** WHAT THIS TASK INVOLVES **
Your output is the line containing "Transcribe the text in this document." plus all lines after it to the end of the records, reproduced exactly, with nothing else.
── INPUT FOR THIS TASK
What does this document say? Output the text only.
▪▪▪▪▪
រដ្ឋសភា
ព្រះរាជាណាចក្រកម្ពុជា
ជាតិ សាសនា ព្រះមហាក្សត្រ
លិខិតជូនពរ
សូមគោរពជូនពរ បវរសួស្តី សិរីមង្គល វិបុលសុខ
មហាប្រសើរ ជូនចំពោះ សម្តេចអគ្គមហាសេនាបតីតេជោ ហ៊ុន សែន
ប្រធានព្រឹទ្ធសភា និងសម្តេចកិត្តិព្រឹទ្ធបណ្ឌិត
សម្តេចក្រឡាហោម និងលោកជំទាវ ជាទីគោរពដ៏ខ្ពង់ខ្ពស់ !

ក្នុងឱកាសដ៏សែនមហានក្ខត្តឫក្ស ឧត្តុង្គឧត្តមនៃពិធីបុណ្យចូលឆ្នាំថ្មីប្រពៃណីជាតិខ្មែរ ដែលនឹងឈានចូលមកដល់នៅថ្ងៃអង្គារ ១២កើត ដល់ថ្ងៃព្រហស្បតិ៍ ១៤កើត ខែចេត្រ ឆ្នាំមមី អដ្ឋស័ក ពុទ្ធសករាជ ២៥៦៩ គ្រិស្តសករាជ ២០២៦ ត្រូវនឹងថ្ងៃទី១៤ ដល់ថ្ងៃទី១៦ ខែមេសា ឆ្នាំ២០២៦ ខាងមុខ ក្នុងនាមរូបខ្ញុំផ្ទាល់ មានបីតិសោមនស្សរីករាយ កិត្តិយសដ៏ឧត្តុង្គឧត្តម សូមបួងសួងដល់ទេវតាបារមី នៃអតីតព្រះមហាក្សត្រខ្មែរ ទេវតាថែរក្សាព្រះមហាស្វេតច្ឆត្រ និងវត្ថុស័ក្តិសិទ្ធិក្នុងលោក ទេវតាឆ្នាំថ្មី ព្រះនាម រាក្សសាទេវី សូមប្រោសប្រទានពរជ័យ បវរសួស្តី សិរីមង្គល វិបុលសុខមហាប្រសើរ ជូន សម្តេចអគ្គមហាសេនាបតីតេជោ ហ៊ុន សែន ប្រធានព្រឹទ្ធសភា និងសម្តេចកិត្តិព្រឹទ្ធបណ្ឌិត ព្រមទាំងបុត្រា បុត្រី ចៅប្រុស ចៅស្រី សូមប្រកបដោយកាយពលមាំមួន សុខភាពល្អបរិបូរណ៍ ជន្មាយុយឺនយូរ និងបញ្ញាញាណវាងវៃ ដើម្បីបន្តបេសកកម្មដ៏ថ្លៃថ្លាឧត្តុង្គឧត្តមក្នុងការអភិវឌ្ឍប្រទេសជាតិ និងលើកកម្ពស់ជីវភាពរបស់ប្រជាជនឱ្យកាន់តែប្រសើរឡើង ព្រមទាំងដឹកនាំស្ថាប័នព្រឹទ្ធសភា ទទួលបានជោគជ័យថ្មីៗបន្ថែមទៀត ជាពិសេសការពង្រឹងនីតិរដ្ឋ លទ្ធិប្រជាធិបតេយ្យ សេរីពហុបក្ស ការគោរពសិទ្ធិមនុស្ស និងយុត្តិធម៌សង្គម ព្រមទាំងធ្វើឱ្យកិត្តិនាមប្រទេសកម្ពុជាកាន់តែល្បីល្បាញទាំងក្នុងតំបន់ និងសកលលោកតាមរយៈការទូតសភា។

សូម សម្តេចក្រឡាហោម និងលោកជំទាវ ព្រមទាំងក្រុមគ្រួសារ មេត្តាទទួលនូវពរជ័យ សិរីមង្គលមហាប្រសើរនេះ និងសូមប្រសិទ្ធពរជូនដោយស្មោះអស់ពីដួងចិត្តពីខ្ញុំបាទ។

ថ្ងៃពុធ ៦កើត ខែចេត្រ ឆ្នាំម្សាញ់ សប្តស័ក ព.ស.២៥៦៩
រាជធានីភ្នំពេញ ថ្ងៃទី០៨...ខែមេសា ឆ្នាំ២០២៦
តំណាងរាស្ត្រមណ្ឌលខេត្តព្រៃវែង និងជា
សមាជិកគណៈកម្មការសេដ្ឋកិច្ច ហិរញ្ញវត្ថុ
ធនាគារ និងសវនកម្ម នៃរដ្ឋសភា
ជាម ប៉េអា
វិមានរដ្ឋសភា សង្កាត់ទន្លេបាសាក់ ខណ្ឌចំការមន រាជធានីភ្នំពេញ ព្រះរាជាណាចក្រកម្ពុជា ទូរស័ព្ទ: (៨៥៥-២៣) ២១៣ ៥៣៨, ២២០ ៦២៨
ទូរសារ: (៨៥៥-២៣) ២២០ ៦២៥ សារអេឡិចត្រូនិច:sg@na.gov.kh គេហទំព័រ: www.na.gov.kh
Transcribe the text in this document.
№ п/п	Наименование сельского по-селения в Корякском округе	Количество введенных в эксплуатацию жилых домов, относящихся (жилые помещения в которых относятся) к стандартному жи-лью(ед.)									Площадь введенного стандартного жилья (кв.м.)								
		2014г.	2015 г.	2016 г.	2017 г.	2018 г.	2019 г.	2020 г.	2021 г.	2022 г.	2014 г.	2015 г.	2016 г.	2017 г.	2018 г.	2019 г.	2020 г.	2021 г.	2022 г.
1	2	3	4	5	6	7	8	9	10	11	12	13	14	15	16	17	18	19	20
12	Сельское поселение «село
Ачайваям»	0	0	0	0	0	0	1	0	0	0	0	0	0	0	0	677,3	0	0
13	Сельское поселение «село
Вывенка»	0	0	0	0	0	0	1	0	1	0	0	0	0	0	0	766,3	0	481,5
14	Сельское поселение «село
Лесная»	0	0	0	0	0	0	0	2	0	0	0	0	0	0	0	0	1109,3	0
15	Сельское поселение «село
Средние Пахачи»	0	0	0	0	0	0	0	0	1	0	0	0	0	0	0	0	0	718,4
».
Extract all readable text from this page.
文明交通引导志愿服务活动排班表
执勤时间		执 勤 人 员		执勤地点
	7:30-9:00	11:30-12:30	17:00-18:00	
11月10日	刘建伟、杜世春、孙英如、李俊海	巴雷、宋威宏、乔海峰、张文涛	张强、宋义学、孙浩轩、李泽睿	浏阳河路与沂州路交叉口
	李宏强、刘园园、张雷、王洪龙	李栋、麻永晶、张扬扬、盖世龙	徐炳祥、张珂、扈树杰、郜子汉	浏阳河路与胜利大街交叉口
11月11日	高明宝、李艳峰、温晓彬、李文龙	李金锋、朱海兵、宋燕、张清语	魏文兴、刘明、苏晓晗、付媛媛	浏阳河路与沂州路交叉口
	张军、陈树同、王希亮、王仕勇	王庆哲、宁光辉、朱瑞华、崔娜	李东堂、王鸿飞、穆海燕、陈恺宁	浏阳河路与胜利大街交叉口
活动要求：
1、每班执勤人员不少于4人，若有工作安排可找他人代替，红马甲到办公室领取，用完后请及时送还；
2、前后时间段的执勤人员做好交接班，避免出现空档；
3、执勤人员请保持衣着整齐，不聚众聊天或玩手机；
────
** COMPLETE ANSWER **
Transcribe the text in this document.
№ п/п	Наименование сельского по-селения в Корякском округе	Количество введенных в эксплуатацию жилых домов, относящихся (жилые помещения в которых относятся) к стандартному жи-лью(ед.)									Площадь введенного стандартного жилья (кв.м.)								
		2014г.	2015 г.	2016 г.	2017 г.	2018 г.	2019 г.	2020 г.	2021 г.	2022 г.	2014 г.	2015 г.	2016 г.	2017 г.	2018 г.	2019 г.	2020 г.	2021 г.	2022 г.
1	2	3	4	5	6	7	8	9	10	11	12	13	14	15	16	17	18	19	20
12	Сельское поселение «село
Ачайваям»	0	0	0	0	0	0	1	0	0	0	0	0	0	0	0	677,3	0	0
13	Сельское поселение «село
Вывенка»	0	0	0	0	0	0	1	0	1	0	0	0	0	0	0	766,3	0	481,5
14	Сельское поселение «село
Лесная»	0	0	0	0	0	0	0	2	0	0	0	0	0	0	0	0	1109,3	0
15	Сельское поселение «село
Средние Пахачи»	0	0	0	0	0	0	0	0	1	0	0	0	0	0	0	0	0	718,4
».
Extract all readable text from this page.
文明交通引导志愿服务活动排班表
执勤时间		执 勤 人 员		执勤地点
	7:30-9:00	11:30-12:30	17:00-18:00	
11月10日	刘建伟、杜世春、孙英如、李俊海	巴雷、宋威宏、乔海峰、张文涛	张强、宋义学、孙浩轩、李泽睿	浏阳河路与沂州路交叉口
	李宏强、刘园园、张雷、王洪龙	李栋、麻永晶、张扬扬、盖世龙	徐炳祥、张珂、扈树杰、郜子汉	浏阳河路与胜利大街交叉口
11月11日	高明宝、李艳峰、温晓彬、李文龙	李金锋、朱海兵、宋燕、张清语	魏文兴、刘明、苏晓晗、付媛媛	浏阳河路与沂州路交叉口
	张军、陈树同、王希亮、王仕勇	王庆哲、宁光辉、朱瑞华、崔娜	李东堂、王鸿飞、穆海燕、陈恺宁	浏阳河路与胜利大街交叉口
活动要求：
1、每班执勤人员不少于4人，若有工作安排可找他人代替，红马甲到办公室领取，用完后请及时送还；
2、前后时间段的执勤人员做好交接班，避免出现空档；
3、执勤人员请保持衣着整齐，不聚众聊天或玩手机；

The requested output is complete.